Retype the data that follows line by line, exactly, and leave its pictures out.

> Given information:
※

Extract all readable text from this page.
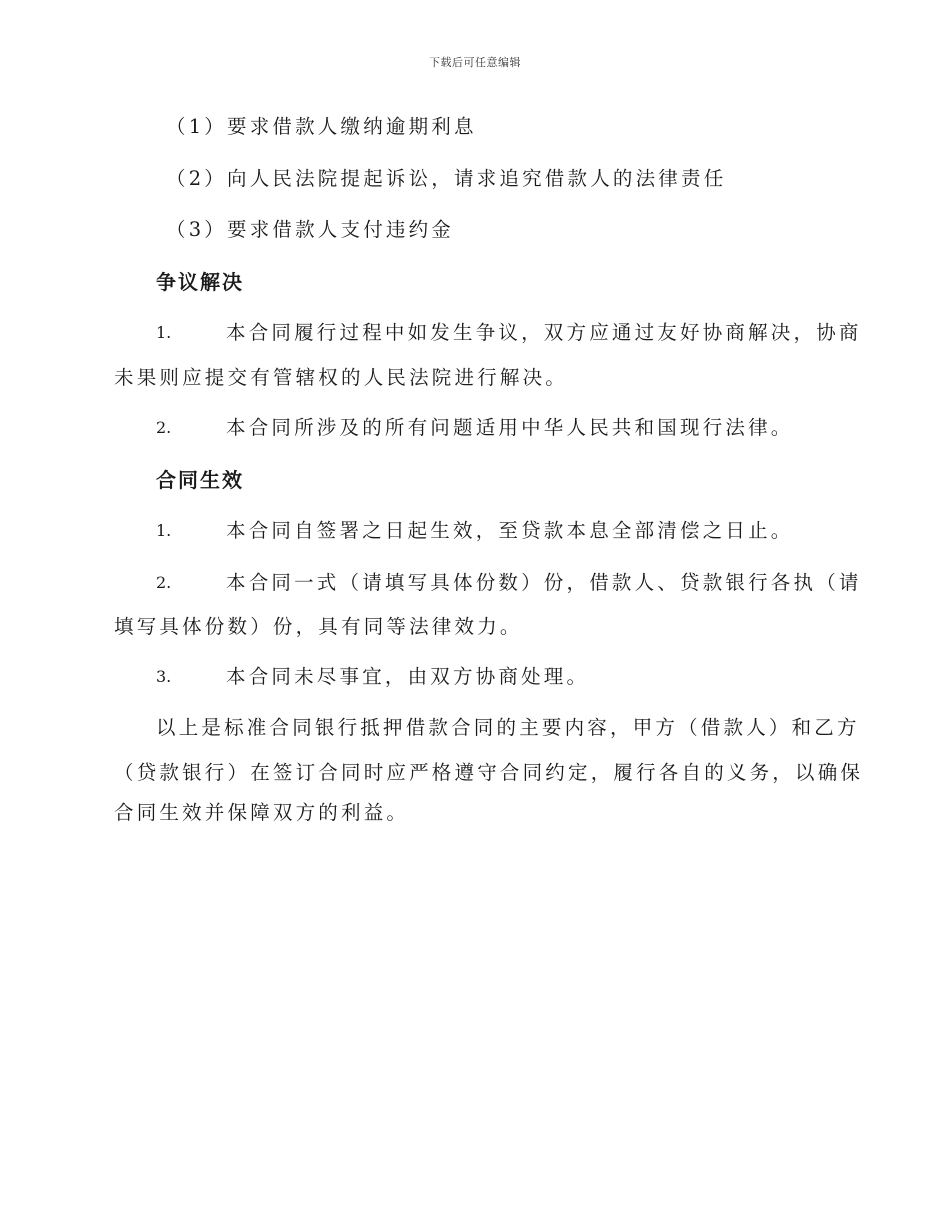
下载后可任意编辑
（1）要求借款人缴纳逾期利息
（2）向人民法院提起诉讼，请求追究借款人的法律责任
（3）要求借款人支付违约金
争议解决
1.	本合同履行过程中如发生争议，双方应通过友好协商解决，协商
未果则应提交有管辖权的人民法院进行解决。
2.	本合同所涉及的所有问题适用中华人民共和国现行法律。
合同生效
1.	本合同自签署之日起生效，至贷款本息全部清偿之日止。
2.	本合同一式（请填写具体份数）份，借款人、贷款银行各执（请
填写具体份数）份，具有同等法律效力。
3.	本合同未尽事宜，由双方协商处理。
以上是标准合同银行抵押借款合同的主要内容，甲方（借款人）和乙方
（贷款银行）在签订合同时应严格遵守合同约定，履行各自的义务，以确保
合同生效并保障双方的利益。
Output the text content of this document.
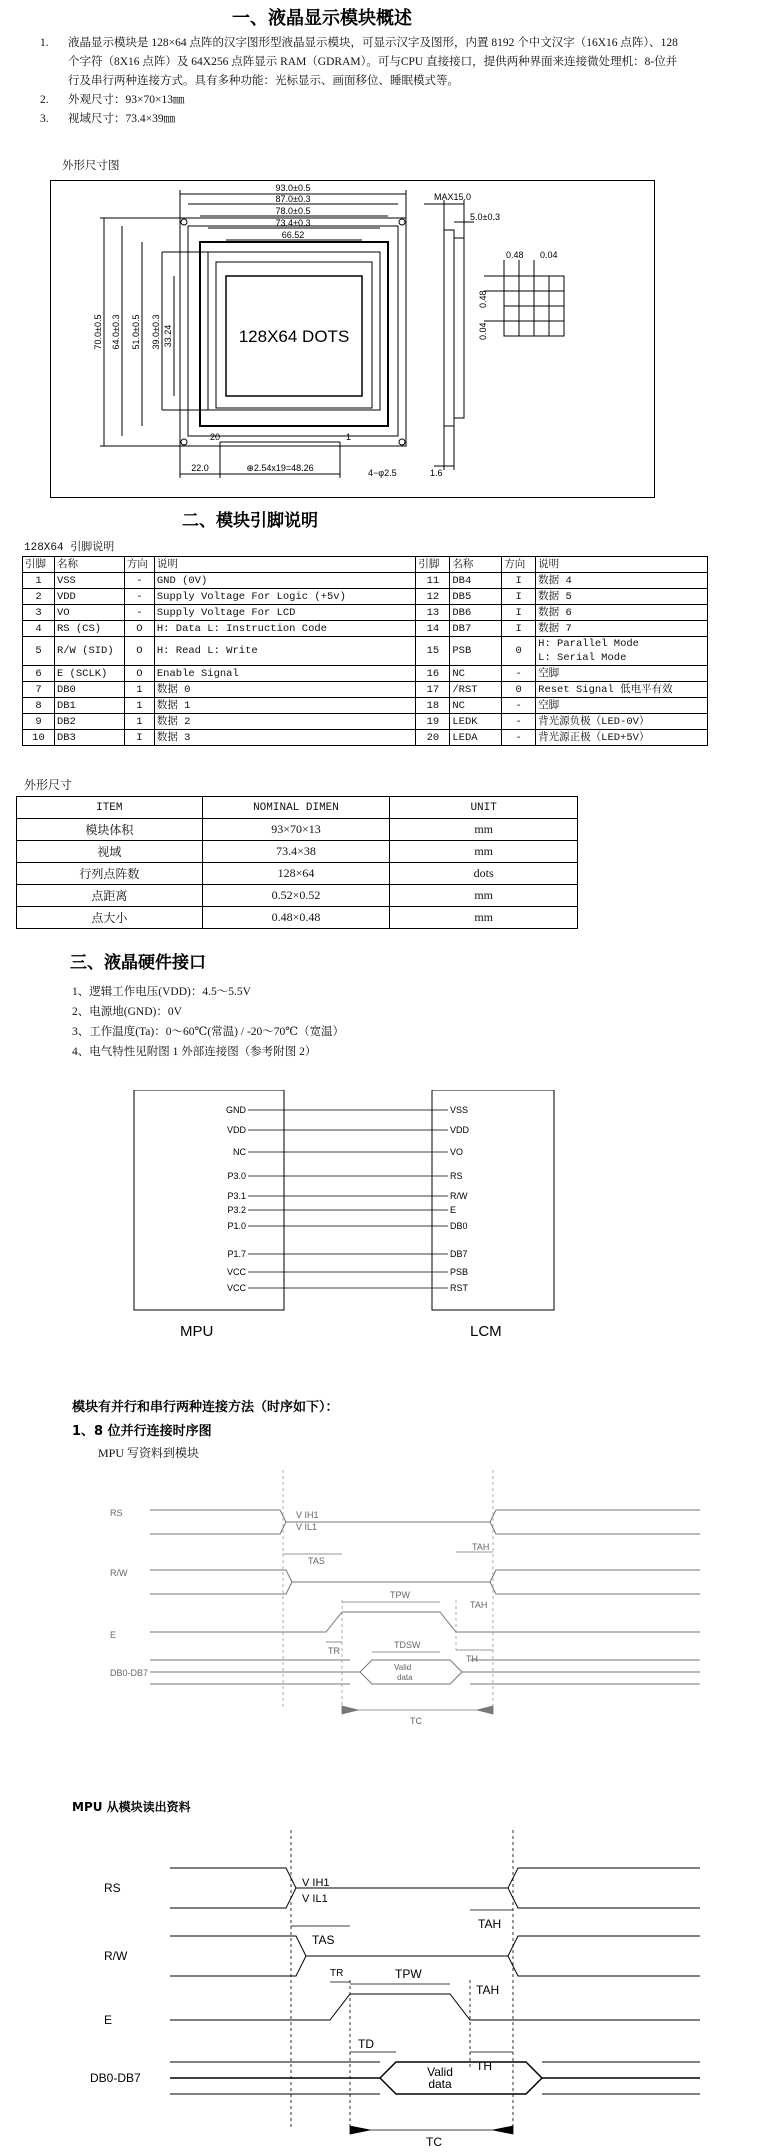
一、液晶显示模块概述
1.	液晶显示模块是 128×64 点阵的汉字图形型液晶显示模块，可显示汉字及图形，内置 8192 个中文汉字（16X16 点阵）、128 个字符（8X16 点阵）及 64X256 点阵显示 RAM（GDRAM）。可与CPU 直接接口，提供两种界面来连接微处理机：8-位并行及串行两种连接方式。具有多种功能：光标显示、画面移位、睡眠模式等。
2.	外观尺寸：93×70×13㎜
3.	视域尺寸：73.4×39㎜
外形尺寸图
93.0±0.5
87.0±0.3
78.0±0.5
73.4±0.3
66.52
70.0±0.5 64.0±0.3 51.0±0.5 39.0±0.3 33.24	128X64 DOTS
22.0	⊕2.54x19=48.26
20	1
4−φ2.5
MAX15.0
5.0±0.3
1.6
0.48 0.04
0.48
0.04
二、模块引脚说明
128X64 引脚说明
引脚	名称	方向	说明	引脚	名称	方向	说明
1	VSS	-	GND (0V)	11	DB4	I	数据 4
2	VDD	-	Supply Voltage For Logic (+5v)	12	DB5	I	数据 5
3	VO	-	Supply Voltage For LCD	13	DB6	I	数据 6
4	RS (CS)	O	H: Data L: Instruction Code	14	DB7	I	数据 7
5	R/W (SID)	O	H: Read L: Write	15	PSB	0	H: Parallel Mode
L: Serial Mode

6	E (SCLK)	O	Enable Signal	16	NC	-	空脚
7	DB0	1	数据 0	17	/RST	0	Reset Signal 低电平有效
8	DB1	1	数据 1	18	NC	-	空脚
9	DB2	1	数据 2	19	LEDK	-	背光源负极（LED-0V）
10	DB3	I	数据 3	20	LEDA	-	背光源正极（LED+5V）
外形尺寸
ITEM	NOMINAL DIMEN	UNIT
模块体积	93×70×13	mm
视域	73.4×38	mm
行列点阵数	128×64	dots
点距离	0.52×0.52	mm
点大小	0.48×0.48	mm
三、液晶硬件接口
1、逻辑工作电压(VDD)：4.5～5.5V
2、电源地(GND)：0V
3、工作温度(Ta)：0～60℃(常温) / -20～70℃（宽温）
4、电气特性见附图 1 外部连接图（参考附图 2）
GND	VSS
VDD	VDD
NC	VO
P3.0	RS
P3.1	R/W
P3.2	E
P1.0	DB0
P1.7	DB7
VCC	PSB
VCC	RST
MPU	LCM
模块有并行和串行两种连接方法（时序如下）：
1、8 位并行连接时序图
MPU 写资料到模块
RS
R/W
E
DB0-DB7
V IH1
V IL1
TAS
TPW
TR
TDSW
TH
TAH
TAH
TC
Valid
data
MPU 从模块读出资料
RS
R/W
E
DB0-DB7
V IH1
V IL1
TAS
TPW
TR
TD
TH
TAH
TAH
TC
Valid
data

※

> Complete answer:
Extract all readable text from this page.
下载后可任意编辑
（1）要求借款人缴纳逾期利息
（2）向人民法院提起诉讼，请求追究借款人的法律责任
（3）要求借款人支付违约金
争议解决
1.	本合同履行过程中如发生争议，双方应通过友好协商解决，协商
未果则应提交有管辖权的人民法院进行解决。
2.	本合同所涉及的所有问题适用中华人民共和国现行法律。
合同生效
1.	本合同自签署之日起生效，至贷款本息全部清偿之日止。
2.	本合同一式（请填写具体份数）份，借款人、贷款银行各执（请
填写具体份数）份，具有同等法律效力。
3.	本合同未尽事宜，由双方协商处理。
以上是标准合同银行抵押借款合同的主要内容，甲方（借款人）和乙方
（贷款银行）在签订合同时应严格遵守合同约定，履行各自的义务，以确保
合同生效并保障双方的利益。
Output the text content of this document.
一、液晶显示模块概述
1.	液晶显示模块是 128×64 点阵的汉字图形型液晶显示模块，可显示汉字及图形，内置 8192 个中文汉字（16X16 点阵）、128 个字符（8X16 点阵）及 64X256 点阵显示 RAM（GDRAM）。可与CPU 直接接口，提供两种界面来连接微处理机：8-位并行及串行两种连接方式。具有多种功能：光标显示、画面移位、睡眠模式等。
2.	外观尺寸：93×70×13㎜
3.	视域尺寸：73.4×39㎜
外形尺寸图
93.0±0.5
87.0±0.3
78.0±0.5
73.4±0.3
66.52
70.0±0.5 64.0±0.3 51.0±0.5 39.0±0.3 33.24	128X64 DOTS
22.0	⊕2.54x19=48.26
20	1
4−φ2.5
MAX15.0
5.0±0.3
1.6
0.48 0.04
0.48
0.04
二、模块引脚说明
128X64 引脚说明
引脚	名称	方向	说明	引脚	名称	方向	说明
1	VSS	-	GND (0V)	11	DB4	I	数据 4
2	VDD	-	Supply Voltage For Logic (+5v)	12	DB5	I	数据 5
3	VO	-	Supply Voltage For LCD	13	DB6	I	数据 6
4	RS (CS)	O	H: Data L: Instruction Code	14	DB7	I	数据 7
5	R/W (SID)	O	H: Read L: Write	15	PSB	0	H: Parallel Mode
L: Serial Mode

6	E (SCLK)	O	Enable Signal	16	NC	-	空脚
7	DB0	1	数据 0	17	/RST	0	Reset Signal 低电平有效
8	DB1	1	数据 1	18	NC	-	空脚
9	DB2	1	数据 2	19	LEDK	-	背光源负极（LED-0V）
10	DB3	I	数据 3	20	LEDA	-	背光源正极（LED+5V）
外形尺寸
ITEM	NOMINAL DIMEN	UNIT
模块体积	93×70×13	mm
视域	73.4×38	mm
行列点阵数	128×64	dots
点距离	0.52×0.52	mm
点大小	0.48×0.48	mm
三、液晶硬件接口
1、逻辑工作电压(VDD)：4.5～5.5V
2、电源地(GND)：0V
3、工作温度(Ta)：0～60℃(常温) / -20～70℃（宽温）
4、电气特性见附图 1 外部连接图（参考附图 2）
GND	VSS
VDD	VDD
NC	VO
P3.0	RS
P3.1	R/W
P3.2	E
P1.0	DB0
P1.7	DB7
VCC	PSB
VCC	RST
MPU	LCM
模块有并行和串行两种连接方法（时序如下）：
1、8 位并行连接时序图
MPU 写资料到模块
RS
R/W
E
DB0-DB7
V IH1
V IL1
TAS
TPW
TR
TDSW
TH
TAH
TAH
TC
Valid
data
MPU 从模块读出资料
RS
R/W
E
DB0-DB7
V IH1
V IL1
TAS
TPW
TR
TD
TH
TAH
TAH
TC
Valid
data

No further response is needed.